- WHAT YOU NEED TO DO:
The response should be an exact repetition of all the entries.

- SOURCE RECORDS:

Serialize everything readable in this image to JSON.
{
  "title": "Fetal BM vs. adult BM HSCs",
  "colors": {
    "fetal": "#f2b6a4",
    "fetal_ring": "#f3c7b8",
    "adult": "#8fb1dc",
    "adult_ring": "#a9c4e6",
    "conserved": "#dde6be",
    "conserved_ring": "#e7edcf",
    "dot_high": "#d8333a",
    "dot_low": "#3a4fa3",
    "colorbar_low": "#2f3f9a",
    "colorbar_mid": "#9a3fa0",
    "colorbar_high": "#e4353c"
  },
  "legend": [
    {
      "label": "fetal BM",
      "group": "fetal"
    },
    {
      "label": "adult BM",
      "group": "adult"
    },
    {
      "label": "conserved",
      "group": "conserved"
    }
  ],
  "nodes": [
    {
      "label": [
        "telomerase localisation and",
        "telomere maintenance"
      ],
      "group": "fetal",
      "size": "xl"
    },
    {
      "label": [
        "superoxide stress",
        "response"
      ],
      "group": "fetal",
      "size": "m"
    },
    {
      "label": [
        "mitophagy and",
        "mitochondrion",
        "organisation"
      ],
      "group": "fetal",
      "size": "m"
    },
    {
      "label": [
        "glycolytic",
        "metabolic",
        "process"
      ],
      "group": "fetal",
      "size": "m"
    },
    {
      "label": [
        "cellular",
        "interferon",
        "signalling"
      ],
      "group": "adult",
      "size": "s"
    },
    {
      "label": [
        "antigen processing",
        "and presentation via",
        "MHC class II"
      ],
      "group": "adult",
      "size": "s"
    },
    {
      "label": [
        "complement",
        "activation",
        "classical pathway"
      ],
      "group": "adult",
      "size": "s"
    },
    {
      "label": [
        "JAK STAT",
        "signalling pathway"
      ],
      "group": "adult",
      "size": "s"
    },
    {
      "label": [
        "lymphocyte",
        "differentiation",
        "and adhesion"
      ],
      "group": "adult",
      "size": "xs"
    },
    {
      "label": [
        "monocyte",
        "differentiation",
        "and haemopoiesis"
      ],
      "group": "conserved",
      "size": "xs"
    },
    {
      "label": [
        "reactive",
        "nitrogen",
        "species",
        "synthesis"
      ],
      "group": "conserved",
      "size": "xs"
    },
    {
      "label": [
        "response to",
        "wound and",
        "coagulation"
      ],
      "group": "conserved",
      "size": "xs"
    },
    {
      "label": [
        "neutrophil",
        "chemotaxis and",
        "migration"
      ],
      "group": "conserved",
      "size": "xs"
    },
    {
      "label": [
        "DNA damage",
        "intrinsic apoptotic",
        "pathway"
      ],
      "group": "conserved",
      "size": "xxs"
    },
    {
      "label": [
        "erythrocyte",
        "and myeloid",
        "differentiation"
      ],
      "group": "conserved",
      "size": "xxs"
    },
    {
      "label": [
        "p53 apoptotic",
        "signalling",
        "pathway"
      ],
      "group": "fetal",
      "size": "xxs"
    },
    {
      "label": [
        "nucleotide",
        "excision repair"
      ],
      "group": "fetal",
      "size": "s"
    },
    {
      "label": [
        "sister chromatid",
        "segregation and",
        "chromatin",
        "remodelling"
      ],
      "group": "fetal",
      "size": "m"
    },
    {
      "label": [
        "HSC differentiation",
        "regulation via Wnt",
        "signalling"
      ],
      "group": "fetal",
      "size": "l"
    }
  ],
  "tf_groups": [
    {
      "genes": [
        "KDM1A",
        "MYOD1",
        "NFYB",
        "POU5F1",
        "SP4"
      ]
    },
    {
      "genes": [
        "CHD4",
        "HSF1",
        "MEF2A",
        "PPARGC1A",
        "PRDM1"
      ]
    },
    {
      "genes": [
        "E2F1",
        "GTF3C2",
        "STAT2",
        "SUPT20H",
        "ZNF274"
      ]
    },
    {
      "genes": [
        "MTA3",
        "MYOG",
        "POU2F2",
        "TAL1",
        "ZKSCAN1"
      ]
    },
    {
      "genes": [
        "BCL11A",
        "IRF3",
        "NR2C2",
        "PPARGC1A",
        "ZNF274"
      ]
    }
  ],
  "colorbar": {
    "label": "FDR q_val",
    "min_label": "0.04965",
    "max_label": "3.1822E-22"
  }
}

- EXERCISE OUTPUT:
Serialize everything readable in this image to JSON.
{
  "title": "Fetal BM vs. adult BM HSCs",
  "colors": {
    "fetal": "#f2b6a4",
    "fetal_ring": "#f3c7b8",
    "adult": "#8fb1dc",
    "adult_ring": "#a9c4e6",
    "conserved": "#dde6be",
    "conserved_ring": "#e7edcf",
    "dot_high": "#d8333a",
    "dot_low": "#3a4fa3",
    "colorbar_low": "#2f3f9a",
    "colorbar_mid": "#9a3fa0",
    "colorbar_high": "#e4353c"
  },
  "legend": [
    {
      "label": "fetal BM",
      "group": "fetal"
    },
    {
      "label": "adult BM",
      "group": "adult"
    },
    {
      "label": "conserved",
      "group": "conserved"
    }
  ],
  "nodes": [
    {
      "label": [
        "telomerase localisation and",
        "telomere maintenance"
      ],
      "group": "fetal",
      "size": "xl"
    },
    {
      "label": [
        "superoxide stress",
        "response"
      ],
      "group": "fetal",
      "size": "m"
    },
    {
      "label": [
        "mitophagy and",
        "mitochondrion",
        "organisation"
      ],
      "group": "fetal",
      "size": "m"
    },
    {
      "label": [
        "glycolytic",
        "metabolic",
        "process"
      ],
      "group": "fetal",
      "size": "m"
    },
    {
      "label": [
        "cellular",
        "interferon",
        "signalling"
      ],
      "group": "adult",
      "size": "s"
    },
    {
      "label": [
        "antigen processing",
        "and presentation via",
        "MHC class II"
      ],
      "group": "adult",
      "size": "s"
    },
    {
      "label": [
        "complement",
        "activation",
        "classical pathway"
      ],
      "group": "adult",
      "size": "s"
    },
    {
      "label": [
        "JAK STAT",
        "signalling pathway"
      ],
      "group": "adult",
      "size": "s"
    },
    {
      "label": [
        "lymphocyte",
        "differentiation",
        "and adhesion"
      ],
      "group": "adult",
      "size": "xs"
    },
    {
      "label": [
        "monocyte",
        "differentiation",
        "and haemopoiesis"
      ],
      "group": "conserved",
      "size": "xs"
    },
    {
      "label": [
        "reactive",
        "nitrogen",
        "species",
        "synthesis"
      ],
      "group": "conserved",
      "size": "xs"
    },
    {
      "label": [
        "response to",
        "wound and",
        "coagulation"
      ],
      "group": "conserved",
      "size": "xs"
    },
    {
      "label": [
        "neutrophil",
        "chemotaxis and",
        "migration"
      ],
      "group": "conserved",
      "size": "xs"
    },
    {
      "label": [
        "DNA damage",
        "intrinsic apoptotic",
        "pathway"
      ],
      "group": "conserved",
      "size": "xxs"
    },
    {
      "label": [
        "erythrocyte",
        "and myeloid",
        "differentiation"
      ],
      "group": "conserved",
      "size": "xxs"
    },
    {
      "label": [
        "p53 apoptotic",
        "signalling",
        "pathway"
      ],
      "group": "fetal",
      "size": "xxs"
    },
    {
      "label": [
        "nucleotide",
        "excision repair"
      ],
      "group": "fetal",
      "size": "s"
    },
    {
      "label": [
        "sister chromatid",
        "segregation and",
        "chromatin",
        "remodelling"
      ],
      "group": "fetal",
      "size": "m"
    },
    {
      "label": [
        "HSC differentiation",
        "regulation via Wnt",
        "signalling"
      ],
      "group": "fetal",
      "size": "l"
    }
  ],
  "tf_groups": [
    {
      "genes": [
        "KDM1A",
        "MYOD1",
        "NFYB",
        "POU5F1",
        "SP4"
      ]
    },
    {
      "genes": [
        "CHD4",
        "HSF1",
        "MEF2A",
        "PPARGC1A",
        "PRDM1"
      ]
    },
    {
      "genes": [
        "E2F1",
        "GTF3C2",
        "STAT2",
        "SUPT20H",
        "ZNF274"
      ]
    },
    {
      "genes": [
        "MTA3",
        "MYOG",
        "POU2F2",
        "TAL1",
        "ZKSCAN1"
      ]
    },
    {
      "genes": [
        "BCL11A",
        "IRF3",
        "NR2C2",
        "PPARGC1A",
        "ZNF274"
      ]
    }
  ],
  "colorbar": {
    "label": "FDR q_val",
    "min_label": "0.04965",
    "max_label": "3.1822E-22"
  }
}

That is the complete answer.